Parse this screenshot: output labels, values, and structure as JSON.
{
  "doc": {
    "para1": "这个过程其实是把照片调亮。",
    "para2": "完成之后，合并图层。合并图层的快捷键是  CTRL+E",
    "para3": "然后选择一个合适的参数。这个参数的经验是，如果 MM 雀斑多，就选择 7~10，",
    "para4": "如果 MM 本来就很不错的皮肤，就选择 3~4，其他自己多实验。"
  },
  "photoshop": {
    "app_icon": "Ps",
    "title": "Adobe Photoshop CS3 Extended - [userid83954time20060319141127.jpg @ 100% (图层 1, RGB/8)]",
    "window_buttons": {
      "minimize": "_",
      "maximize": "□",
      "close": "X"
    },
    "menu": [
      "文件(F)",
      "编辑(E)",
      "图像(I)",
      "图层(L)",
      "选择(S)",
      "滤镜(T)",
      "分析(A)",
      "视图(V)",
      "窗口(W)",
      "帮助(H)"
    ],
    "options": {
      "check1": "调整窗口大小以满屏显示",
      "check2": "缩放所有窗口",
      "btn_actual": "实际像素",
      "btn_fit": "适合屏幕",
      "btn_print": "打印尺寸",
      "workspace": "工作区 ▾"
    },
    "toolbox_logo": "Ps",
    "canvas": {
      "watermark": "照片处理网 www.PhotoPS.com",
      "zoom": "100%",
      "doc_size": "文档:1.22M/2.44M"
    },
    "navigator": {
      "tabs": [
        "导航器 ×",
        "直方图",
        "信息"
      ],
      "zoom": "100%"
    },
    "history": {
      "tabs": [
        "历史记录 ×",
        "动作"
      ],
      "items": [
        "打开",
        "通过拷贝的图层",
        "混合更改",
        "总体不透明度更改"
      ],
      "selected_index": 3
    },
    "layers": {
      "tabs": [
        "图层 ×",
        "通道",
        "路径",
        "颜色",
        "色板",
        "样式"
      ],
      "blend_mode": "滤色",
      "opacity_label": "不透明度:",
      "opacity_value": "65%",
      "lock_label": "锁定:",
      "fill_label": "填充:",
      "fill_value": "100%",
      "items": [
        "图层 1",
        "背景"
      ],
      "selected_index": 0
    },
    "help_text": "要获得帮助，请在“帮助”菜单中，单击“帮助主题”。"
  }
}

━━━━

- [WHAT YOU NEED TO DO]
All entries must be repeated verbatim.

- [OUTPUT OF THE EXERCISE]
Parse this screenshot: output labels, values, and structure as JSON.
{
  "doc": {
    "para1": "这个过程其实是把照片调亮。",
    "para2": "完成之后，合并图层。合并图层的快捷键是  CTRL+E",
    "para3": "然后选择一个合适的参数。这个参数的经验是，如果 MM 雀斑多，就选择 7~10，",
    "para4": "如果 MM 本来就很不错的皮肤，就选择 3~4，其他自己多实验。"
  },
  "photoshop": {
    "app_icon": "Ps",
    "title": "Adobe Photoshop CS3 Extended - [userid83954time20060319141127.jpg @ 100% (图层 1, RGB/8)]",
    "window_buttons": {
      "minimize": "_",
      "maximize": "□",
      "close": "X"
    },
    "menu": [
      "文件(F)",
      "编辑(E)",
      "图像(I)",
      "图层(L)",
      "选择(S)",
      "滤镜(T)",
      "分析(A)",
      "视图(V)",
      "窗口(W)",
      "帮助(H)"
    ],
    "options": {
      "check1": "调整窗口大小以满屏显示",
      "check2": "缩放所有窗口",
      "btn_actual": "实际像素",
      "btn_fit": "适合屏幕",
      "btn_print": "打印尺寸",
      "workspace": "工作区 ▾"
    },
    "toolbox_logo": "Ps",
    "canvas": {
      "watermark": "照片处理网 www.PhotoPS.com",
      "zoom": "100%",
      "doc_size": "文档:1.22M/2.44M"
    },
    "navigator": {
      "tabs": [
        "导航器 ×",
        "直方图",
        "信息"
      ],
      "zoom": "100%"
    },
    "history": {
      "tabs": [
        "历史记录 ×",
        "动作"
      ],
      "items": [
        "打开",
        "通过拷贝的图层",
        "混合更改",
        "总体不透明度更改"
      ],
      "selected_index": 3
    },
    "layers": {
      "tabs": [
        "图层 ×",
        "通道",
        "路径",
        "颜色",
        "色板",
        "样式"
      ],
      "blend_mode": "滤色",
      "opacity_label": "不透明度:",
      "opacity_value": "65%",
      "lock_label": "锁定:",
      "fill_label": "填充:",
      "fill_value": "100%",
      "items": [
        "图层 1",
        "背景"
      ],
      "selected_index": 0
    },
    "help_text": "要获得帮助，请在“帮助”菜单中，单击“帮助主题”。"
  }
}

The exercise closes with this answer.